### [EXERCISE DIRECTIONS]
Find and copy each line in the material below where the string "Meineke" occurs.

### [INPUT DATA]
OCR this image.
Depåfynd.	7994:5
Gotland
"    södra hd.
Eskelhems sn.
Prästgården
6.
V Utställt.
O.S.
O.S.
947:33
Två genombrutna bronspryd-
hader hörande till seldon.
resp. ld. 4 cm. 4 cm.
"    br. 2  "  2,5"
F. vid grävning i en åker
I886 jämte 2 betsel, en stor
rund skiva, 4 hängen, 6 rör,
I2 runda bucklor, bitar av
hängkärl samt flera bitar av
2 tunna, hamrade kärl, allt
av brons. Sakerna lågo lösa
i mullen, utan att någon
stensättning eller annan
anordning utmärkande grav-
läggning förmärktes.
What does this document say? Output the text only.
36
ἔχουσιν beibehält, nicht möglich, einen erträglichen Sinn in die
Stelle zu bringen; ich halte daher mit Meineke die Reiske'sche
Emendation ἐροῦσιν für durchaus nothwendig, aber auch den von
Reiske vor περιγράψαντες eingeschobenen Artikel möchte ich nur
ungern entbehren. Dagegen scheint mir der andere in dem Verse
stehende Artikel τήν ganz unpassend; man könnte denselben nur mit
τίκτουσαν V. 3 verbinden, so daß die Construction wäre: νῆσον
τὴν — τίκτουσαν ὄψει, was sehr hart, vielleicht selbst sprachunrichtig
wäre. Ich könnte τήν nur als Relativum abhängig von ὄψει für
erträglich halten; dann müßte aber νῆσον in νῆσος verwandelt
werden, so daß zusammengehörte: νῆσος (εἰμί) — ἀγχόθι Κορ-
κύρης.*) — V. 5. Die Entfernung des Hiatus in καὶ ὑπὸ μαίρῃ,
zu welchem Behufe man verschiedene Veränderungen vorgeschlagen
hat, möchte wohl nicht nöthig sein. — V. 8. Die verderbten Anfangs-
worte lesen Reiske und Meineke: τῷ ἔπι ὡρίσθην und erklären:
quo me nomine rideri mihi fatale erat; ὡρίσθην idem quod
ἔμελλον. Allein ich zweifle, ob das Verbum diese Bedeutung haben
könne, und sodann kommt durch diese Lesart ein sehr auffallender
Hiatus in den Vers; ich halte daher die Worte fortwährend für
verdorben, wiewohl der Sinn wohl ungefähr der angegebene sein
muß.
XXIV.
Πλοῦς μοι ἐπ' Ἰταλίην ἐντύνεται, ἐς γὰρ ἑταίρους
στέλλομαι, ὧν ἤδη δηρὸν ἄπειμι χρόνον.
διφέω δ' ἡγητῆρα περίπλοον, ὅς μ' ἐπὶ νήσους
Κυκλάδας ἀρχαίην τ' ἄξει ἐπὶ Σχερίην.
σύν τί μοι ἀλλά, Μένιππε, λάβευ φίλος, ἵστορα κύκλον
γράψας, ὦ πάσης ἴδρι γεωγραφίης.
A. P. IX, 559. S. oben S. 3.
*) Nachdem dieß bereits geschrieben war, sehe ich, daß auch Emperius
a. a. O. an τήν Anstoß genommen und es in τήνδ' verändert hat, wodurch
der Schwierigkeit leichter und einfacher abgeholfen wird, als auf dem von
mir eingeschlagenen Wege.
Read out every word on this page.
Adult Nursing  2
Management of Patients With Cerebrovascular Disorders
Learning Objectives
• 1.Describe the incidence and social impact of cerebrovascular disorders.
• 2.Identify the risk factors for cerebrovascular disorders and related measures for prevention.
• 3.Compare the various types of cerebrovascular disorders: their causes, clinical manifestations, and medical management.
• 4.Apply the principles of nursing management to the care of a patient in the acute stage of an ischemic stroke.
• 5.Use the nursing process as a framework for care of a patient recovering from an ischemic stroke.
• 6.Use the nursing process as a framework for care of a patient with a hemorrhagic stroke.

### [ANSWER SPACE]
Stelle zu bringen; ich halte daher mit Meineke die Reiske'sche
worte lesen Reiske und Meineke: τῷ ἔπι ὡρίσθην und erklären:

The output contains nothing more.